• _Given request_: Reproduce all entries word for word.
* begin Records provided *
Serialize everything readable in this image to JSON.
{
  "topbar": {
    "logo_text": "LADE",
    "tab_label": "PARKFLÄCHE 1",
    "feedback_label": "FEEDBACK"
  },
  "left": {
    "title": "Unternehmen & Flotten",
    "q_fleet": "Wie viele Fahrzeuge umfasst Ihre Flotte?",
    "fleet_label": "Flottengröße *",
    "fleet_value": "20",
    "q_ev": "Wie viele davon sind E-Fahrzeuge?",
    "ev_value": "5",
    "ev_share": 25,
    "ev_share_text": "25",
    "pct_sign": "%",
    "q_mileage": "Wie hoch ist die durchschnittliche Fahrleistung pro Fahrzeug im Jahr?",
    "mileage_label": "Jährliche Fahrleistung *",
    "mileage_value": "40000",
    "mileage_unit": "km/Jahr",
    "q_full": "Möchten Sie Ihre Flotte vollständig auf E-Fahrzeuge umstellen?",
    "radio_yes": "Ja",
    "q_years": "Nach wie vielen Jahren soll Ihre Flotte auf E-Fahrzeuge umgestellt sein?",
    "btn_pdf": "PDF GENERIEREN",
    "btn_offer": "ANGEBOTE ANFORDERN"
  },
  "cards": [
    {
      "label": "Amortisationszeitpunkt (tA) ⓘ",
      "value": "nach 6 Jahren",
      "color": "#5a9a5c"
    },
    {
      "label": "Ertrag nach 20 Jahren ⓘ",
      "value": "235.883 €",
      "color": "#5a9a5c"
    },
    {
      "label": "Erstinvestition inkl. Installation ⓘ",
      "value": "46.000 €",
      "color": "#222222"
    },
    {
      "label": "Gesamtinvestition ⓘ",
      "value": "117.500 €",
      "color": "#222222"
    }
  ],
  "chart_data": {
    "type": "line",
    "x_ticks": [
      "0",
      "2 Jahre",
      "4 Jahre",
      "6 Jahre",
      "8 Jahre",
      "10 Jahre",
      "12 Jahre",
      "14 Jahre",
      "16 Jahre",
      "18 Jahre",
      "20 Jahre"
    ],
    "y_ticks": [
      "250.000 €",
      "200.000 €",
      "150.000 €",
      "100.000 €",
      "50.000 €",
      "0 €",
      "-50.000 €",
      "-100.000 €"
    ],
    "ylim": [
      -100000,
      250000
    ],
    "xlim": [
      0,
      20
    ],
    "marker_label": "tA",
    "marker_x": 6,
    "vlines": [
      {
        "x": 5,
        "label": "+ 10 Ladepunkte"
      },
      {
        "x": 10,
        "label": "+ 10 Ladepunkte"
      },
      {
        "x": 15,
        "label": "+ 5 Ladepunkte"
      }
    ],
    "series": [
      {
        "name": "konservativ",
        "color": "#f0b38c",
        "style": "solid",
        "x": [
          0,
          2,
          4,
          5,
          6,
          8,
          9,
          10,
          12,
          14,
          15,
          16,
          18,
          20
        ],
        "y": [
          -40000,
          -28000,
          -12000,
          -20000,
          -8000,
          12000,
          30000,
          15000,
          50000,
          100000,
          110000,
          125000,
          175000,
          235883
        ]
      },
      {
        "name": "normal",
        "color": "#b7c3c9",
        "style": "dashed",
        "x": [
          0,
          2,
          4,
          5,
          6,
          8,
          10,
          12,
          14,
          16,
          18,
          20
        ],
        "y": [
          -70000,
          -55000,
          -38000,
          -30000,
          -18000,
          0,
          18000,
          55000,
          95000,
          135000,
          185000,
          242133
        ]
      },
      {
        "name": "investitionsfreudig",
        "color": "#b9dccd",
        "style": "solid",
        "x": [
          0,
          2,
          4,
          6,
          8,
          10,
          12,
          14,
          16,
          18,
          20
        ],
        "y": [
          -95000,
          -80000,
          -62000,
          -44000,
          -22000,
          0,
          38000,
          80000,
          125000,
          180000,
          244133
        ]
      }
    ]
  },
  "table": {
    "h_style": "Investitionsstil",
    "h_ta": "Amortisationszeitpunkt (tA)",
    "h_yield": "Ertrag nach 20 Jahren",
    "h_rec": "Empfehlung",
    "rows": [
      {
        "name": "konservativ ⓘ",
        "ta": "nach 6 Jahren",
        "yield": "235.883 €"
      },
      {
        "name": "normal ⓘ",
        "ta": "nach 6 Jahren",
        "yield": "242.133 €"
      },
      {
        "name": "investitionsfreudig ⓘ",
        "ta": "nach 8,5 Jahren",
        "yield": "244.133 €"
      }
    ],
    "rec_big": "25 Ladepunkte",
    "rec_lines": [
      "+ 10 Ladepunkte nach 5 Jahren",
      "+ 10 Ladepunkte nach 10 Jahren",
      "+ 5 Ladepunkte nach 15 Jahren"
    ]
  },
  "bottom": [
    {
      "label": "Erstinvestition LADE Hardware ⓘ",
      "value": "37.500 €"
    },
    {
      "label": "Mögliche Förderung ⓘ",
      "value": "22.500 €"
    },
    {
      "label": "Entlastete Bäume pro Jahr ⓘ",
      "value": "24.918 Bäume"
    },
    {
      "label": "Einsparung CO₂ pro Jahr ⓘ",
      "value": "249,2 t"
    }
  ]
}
* end Records provided *
• _Written solution_:
Serialize everything readable in this image to JSON.
{
  "topbar": {
    "logo_text": "LADE",
    "tab_label": "PARKFLÄCHE 1",
    "feedback_label": "FEEDBACK"
  },
  "left": {
    "title": "Unternehmen & Flotten",
    "q_fleet": "Wie viele Fahrzeuge umfasst Ihre Flotte?",
    "fleet_label": "Flottengröße *",
    "fleet_value": "20",
    "q_ev": "Wie viele davon sind E-Fahrzeuge?",
    "ev_value": "5",
    "ev_share": 25,
    "ev_share_text": "25",
    "pct_sign": "%",
    "q_mileage": "Wie hoch ist die durchschnittliche Fahrleistung pro Fahrzeug im Jahr?",
    "mileage_label": "Jährliche Fahrleistung *",
    "mileage_value": "40000",
    "mileage_unit": "km/Jahr",
    "q_full": "Möchten Sie Ihre Flotte vollständig auf E-Fahrzeuge umstellen?",
    "radio_yes": "Ja",
    "q_years": "Nach wie vielen Jahren soll Ihre Flotte auf E-Fahrzeuge umgestellt sein?",
    "btn_pdf": "PDF GENERIEREN",
    "btn_offer": "ANGEBOTE ANFORDERN"
  },
  "cards": [
    {
      "label": "Amortisationszeitpunkt (tA) ⓘ",
      "value": "nach 6 Jahren",
      "color": "#5a9a5c"
    },
    {
      "label": "Ertrag nach 20 Jahren ⓘ",
      "value": "235.883 €",
      "color": "#5a9a5c"
    },
    {
      "label": "Erstinvestition inkl. Installation ⓘ",
      "value": "46.000 €",
      "color": "#222222"
    },
    {
      "label": "Gesamtinvestition ⓘ",
      "value": "117.500 €",
      "color": "#222222"
    }
  ],
  "chart_data": {
    "type": "line",
    "x_ticks": [
      "0",
      "2 Jahre",
      "4 Jahre",
      "6 Jahre",
      "8 Jahre",
      "10 Jahre",
      "12 Jahre",
      "14 Jahre",
      "16 Jahre",
      "18 Jahre",
      "20 Jahre"
    ],
    "y_ticks": [
      "250.000 €",
      "200.000 €",
      "150.000 €",
      "100.000 €",
      "50.000 €",
      "0 €",
      "-50.000 €",
      "-100.000 €"
    ],
    "ylim": [
      -100000,
      250000
    ],
    "xlim": [
      0,
      20
    ],
    "marker_label": "tA",
    "marker_x": 6,
    "vlines": [
      {
        "x": 5,
        "label": "+ 10 Ladepunkte"
      },
      {
        "x": 10,
        "label": "+ 10 Ladepunkte"
      },
      {
        "x": 15,
        "label": "+ 5 Ladepunkte"
      }
    ],
    "series": [
      {
        "name": "konservativ",
        "color": "#f0b38c",
        "style": "solid",
        "x": [
          0,
          2,
          4,
          5,
          6,
          8,
          9,
          10,
          12,
          14,
          15,
          16,
          18,
          20
        ],
        "y": [
          -40000,
          -28000,
          -12000,
          -20000,
          -8000,
          12000,
          30000,
          15000,
          50000,
          100000,
          110000,
          125000,
          175000,
          235883
        ]
      },
      {
        "name": "normal",
        "color": "#b7c3c9",
        "style": "dashed",
        "x": [
          0,
          2,
          4,
          5,
          6,
          8,
          10,
          12,
          14,
          16,
          18,
          20
        ],
        "y": [
          -70000,
          -55000,
          -38000,
          -30000,
          -18000,
          0,
          18000,
          55000,
          95000,
          135000,
          185000,
          242133
        ]
      },
      {
        "name": "investitionsfreudig",
        "color": "#b9dccd",
        "style": "solid",
        "x": [
          0,
          2,
          4,
          6,
          8,
          10,
          12,
          14,
          16,
          18,
          20
        ],
        "y": [
          -95000,
          -80000,
          -62000,
          -44000,
          -22000,
          0,
          38000,
          80000,
          125000,
          180000,
          244133
        ]
      }
    ]
  },
  "table": {
    "h_style": "Investitionsstil",
    "h_ta": "Amortisationszeitpunkt (tA)",
    "h_yield": "Ertrag nach 20 Jahren",
    "h_rec": "Empfehlung",
    "rows": [
      {
        "name": "konservativ ⓘ",
        "ta": "nach 6 Jahren",
        "yield": "235.883 €"
      },
      {
        "name": "normal ⓘ",
        "ta": "nach 6 Jahren",
        "yield": "242.133 €"
      },
      {
        "name": "investitionsfreudig ⓘ",
        "ta": "nach 8,5 Jahren",
        "yield": "244.133 €"
      }
    ],
    "rec_big": "25 Ladepunkte",
    "rec_lines": [
      "+ 10 Ladepunkte nach 5 Jahren",
      "+ 10 Ladepunkte nach 10 Jahren",
      "+ 5 Ladepunkte nach 15 Jahren"
    ]
  },
  "bottom": [
    {
      "label": "Erstinvestition LADE Hardware ⓘ",
      "value": "37.500 €"
    },
    {
      "label": "Mögliche Förderung ⓘ",
      "value": "22.500 €"
    },
    {
      "label": "Entlastete Bäume pro Jahr ⓘ",
      "value": "24.918 Bäume"
    },
    {
      "label": "Einsparung CO₂ pro Jahr ⓘ",
      "value": "249,2 t"
    }
  ]
}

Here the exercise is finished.